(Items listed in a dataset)

□ □ □ □ □

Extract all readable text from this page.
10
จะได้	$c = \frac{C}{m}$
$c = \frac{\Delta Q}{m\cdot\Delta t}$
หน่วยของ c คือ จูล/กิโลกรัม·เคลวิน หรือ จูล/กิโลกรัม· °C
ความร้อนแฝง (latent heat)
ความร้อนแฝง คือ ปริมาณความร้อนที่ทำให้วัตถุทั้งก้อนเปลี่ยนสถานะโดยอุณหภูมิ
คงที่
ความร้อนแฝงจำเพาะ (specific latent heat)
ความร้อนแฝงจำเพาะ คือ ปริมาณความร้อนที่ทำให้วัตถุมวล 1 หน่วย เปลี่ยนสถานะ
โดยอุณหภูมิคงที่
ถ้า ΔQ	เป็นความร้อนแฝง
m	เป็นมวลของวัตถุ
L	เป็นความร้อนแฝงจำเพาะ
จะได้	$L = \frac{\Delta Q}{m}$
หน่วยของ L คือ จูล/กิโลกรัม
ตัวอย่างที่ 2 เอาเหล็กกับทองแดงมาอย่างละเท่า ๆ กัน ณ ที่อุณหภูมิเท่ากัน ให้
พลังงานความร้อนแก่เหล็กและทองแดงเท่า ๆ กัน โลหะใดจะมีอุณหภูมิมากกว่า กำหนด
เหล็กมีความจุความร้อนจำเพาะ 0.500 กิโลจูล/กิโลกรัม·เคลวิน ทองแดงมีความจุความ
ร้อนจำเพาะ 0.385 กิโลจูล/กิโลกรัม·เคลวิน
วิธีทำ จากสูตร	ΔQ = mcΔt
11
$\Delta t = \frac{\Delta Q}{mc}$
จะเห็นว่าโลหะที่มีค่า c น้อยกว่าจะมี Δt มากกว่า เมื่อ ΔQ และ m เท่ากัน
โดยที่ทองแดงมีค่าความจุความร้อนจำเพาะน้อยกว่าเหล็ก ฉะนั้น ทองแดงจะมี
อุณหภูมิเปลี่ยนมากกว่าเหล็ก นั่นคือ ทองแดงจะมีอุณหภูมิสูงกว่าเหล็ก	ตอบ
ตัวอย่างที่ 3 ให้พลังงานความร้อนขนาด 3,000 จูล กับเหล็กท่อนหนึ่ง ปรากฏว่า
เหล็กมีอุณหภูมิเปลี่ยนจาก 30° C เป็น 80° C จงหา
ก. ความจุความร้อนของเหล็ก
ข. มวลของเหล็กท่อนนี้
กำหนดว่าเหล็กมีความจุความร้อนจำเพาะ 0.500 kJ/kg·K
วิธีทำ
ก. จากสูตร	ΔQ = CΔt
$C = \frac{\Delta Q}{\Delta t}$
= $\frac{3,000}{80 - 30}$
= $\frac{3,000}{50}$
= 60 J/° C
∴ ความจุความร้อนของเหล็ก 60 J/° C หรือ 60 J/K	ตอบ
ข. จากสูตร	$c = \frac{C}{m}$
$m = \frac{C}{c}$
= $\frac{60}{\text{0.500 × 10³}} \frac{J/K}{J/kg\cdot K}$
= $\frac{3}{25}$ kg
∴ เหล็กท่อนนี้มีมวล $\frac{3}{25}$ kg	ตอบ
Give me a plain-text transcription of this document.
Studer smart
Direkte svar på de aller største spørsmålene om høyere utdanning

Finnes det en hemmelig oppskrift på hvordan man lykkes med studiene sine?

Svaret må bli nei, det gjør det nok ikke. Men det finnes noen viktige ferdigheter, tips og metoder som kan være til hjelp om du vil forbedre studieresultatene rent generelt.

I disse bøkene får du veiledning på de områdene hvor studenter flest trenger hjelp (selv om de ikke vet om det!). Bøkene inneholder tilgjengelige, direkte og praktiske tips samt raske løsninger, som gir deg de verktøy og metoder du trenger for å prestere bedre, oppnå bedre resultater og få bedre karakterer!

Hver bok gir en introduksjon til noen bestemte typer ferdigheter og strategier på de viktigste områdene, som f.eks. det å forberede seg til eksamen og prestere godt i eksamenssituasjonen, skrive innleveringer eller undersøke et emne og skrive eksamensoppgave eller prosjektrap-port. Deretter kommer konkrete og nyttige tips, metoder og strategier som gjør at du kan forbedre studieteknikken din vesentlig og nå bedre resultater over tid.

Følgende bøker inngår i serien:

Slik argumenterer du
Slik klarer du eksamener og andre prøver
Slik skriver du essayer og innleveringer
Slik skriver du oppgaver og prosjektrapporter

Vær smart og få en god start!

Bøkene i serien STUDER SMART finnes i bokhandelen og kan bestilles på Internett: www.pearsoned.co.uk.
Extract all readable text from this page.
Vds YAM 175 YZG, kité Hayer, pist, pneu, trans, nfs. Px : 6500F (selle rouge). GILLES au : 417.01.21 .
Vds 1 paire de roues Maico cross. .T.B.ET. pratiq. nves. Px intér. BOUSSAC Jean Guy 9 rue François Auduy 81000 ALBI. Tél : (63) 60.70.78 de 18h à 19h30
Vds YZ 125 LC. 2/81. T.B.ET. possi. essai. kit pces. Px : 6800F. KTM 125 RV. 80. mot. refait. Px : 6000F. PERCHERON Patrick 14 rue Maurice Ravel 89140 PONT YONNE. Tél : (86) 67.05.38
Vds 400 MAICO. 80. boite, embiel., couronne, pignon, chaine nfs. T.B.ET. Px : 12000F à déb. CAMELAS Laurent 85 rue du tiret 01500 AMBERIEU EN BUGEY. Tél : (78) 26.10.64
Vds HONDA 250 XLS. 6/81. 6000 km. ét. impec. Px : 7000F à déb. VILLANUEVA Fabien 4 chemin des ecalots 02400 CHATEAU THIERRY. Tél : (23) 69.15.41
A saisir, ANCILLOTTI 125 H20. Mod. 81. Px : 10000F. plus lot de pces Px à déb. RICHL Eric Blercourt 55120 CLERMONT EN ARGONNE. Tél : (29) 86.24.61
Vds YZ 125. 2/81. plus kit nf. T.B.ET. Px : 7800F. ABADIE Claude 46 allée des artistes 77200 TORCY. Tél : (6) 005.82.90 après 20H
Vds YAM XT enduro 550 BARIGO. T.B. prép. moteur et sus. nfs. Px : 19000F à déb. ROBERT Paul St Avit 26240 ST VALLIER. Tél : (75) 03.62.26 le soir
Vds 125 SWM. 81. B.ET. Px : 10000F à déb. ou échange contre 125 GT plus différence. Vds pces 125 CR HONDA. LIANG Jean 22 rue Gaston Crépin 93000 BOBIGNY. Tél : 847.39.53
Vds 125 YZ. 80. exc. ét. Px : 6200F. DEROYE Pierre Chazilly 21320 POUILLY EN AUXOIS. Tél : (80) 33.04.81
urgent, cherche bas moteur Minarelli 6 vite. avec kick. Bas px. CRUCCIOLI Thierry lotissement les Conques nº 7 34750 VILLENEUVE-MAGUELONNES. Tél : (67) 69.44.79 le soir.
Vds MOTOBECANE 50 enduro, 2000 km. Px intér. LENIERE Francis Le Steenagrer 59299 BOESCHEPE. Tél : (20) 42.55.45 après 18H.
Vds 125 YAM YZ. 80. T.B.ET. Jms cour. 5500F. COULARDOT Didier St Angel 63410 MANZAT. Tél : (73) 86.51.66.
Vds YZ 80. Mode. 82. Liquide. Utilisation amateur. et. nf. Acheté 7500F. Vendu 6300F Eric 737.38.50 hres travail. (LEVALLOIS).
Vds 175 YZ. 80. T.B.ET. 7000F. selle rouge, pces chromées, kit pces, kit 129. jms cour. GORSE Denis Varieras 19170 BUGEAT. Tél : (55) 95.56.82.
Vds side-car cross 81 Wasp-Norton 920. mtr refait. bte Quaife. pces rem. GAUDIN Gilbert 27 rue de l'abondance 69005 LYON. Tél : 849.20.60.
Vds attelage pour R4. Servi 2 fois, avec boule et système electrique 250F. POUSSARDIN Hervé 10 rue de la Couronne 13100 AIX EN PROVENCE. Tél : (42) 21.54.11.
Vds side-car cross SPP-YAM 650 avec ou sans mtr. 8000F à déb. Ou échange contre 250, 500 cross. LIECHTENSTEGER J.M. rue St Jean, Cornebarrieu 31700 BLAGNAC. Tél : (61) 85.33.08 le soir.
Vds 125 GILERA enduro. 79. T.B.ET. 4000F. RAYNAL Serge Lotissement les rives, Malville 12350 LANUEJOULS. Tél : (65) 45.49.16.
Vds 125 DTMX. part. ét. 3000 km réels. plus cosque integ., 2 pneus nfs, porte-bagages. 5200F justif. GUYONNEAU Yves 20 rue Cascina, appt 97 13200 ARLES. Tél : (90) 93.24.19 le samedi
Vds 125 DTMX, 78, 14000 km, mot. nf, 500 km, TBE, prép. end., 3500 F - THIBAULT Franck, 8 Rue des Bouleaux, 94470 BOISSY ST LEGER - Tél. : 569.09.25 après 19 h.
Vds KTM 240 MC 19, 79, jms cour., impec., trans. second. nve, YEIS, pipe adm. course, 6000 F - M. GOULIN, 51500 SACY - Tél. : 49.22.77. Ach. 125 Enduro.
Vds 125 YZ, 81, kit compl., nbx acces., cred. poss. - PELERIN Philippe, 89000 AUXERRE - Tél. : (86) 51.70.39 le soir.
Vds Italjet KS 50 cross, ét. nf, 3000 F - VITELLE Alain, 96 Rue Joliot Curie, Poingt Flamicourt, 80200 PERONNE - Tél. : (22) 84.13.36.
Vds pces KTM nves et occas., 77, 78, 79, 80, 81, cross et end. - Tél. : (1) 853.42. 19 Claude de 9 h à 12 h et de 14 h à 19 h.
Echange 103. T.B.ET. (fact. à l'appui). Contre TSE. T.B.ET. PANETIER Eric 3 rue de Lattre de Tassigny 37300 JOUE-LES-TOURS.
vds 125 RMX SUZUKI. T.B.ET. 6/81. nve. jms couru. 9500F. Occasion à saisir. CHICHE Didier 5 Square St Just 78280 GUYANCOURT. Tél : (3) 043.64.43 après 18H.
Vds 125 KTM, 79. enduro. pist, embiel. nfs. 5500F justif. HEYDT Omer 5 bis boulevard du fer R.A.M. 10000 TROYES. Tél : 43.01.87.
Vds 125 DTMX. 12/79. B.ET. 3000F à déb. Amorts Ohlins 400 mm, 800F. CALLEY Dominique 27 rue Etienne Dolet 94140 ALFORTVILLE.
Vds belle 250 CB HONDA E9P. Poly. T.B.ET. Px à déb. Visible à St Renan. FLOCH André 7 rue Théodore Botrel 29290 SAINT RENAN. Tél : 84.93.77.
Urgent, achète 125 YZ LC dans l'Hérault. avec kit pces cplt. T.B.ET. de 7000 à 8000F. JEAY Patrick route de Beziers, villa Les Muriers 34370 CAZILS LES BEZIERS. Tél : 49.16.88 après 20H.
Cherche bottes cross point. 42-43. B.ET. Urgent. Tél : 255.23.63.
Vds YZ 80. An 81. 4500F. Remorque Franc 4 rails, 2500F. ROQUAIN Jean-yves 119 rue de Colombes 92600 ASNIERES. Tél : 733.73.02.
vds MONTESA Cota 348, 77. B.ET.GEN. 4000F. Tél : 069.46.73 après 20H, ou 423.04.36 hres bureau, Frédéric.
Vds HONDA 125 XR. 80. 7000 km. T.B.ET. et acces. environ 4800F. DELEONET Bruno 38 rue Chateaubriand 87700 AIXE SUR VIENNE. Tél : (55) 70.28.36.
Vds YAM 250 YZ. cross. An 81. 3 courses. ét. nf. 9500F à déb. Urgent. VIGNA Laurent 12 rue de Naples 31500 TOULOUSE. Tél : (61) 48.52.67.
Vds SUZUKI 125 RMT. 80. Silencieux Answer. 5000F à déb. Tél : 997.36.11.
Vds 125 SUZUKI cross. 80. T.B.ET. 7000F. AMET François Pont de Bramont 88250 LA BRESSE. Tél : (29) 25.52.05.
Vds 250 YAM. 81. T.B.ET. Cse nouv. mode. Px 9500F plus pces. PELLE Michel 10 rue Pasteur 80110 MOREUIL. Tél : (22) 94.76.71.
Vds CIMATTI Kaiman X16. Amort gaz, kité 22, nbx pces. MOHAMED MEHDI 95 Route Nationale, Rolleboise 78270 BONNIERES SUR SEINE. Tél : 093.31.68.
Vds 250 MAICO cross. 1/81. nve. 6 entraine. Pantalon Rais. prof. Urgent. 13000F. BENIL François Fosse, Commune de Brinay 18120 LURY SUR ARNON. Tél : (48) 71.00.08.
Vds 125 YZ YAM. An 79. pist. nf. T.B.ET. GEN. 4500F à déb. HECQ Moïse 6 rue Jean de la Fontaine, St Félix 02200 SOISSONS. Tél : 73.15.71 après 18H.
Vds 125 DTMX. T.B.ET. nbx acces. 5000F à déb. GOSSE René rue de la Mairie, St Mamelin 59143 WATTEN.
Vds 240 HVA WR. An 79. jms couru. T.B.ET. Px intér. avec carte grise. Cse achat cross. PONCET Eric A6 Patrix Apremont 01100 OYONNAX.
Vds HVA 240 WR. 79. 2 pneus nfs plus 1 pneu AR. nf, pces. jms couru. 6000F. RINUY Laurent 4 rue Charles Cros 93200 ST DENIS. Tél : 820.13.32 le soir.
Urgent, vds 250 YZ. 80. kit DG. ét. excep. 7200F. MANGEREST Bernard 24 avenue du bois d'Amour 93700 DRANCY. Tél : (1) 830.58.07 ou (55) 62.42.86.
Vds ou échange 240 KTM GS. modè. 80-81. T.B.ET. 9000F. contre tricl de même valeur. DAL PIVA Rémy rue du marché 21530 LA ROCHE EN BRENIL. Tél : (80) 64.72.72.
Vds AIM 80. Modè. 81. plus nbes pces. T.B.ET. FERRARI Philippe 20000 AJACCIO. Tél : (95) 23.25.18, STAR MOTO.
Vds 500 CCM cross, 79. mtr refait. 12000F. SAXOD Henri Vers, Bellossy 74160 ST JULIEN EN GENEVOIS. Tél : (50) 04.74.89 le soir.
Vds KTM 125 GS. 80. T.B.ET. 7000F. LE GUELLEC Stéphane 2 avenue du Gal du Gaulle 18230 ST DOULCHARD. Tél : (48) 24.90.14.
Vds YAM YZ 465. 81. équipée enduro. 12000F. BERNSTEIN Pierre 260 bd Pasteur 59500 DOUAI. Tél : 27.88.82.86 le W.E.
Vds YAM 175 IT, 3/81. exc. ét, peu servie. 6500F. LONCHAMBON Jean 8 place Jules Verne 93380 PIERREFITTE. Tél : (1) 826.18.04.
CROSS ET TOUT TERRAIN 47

□ □ □ □ □

● **TO BE DONE**: Search the entries for the string "Patrick" and collect each line that has it.

● **ANSWER TO THIS EXERCISE**:
Vds YZ 125 LC. 2/81. T.B.ET. possi. essai. kit pces. Px : 6800F. KTM 125 RV. 80. mot. refait. Px : 6000F. PERCHERON Patrick 14 rue Maurice Ravel 89140 PONT YONNE. Tél : (86) 67.05.38
Urgent, achète 125 YZ LC dans l'Hérault. avec kit pces cplt. T.B.ET. de 7000 à 8000F. JEAY Patrick route de Beziers, villa Les Muriers 34370 CAZILS LES BEZIERS. Tél : 49.16.88 après 20H.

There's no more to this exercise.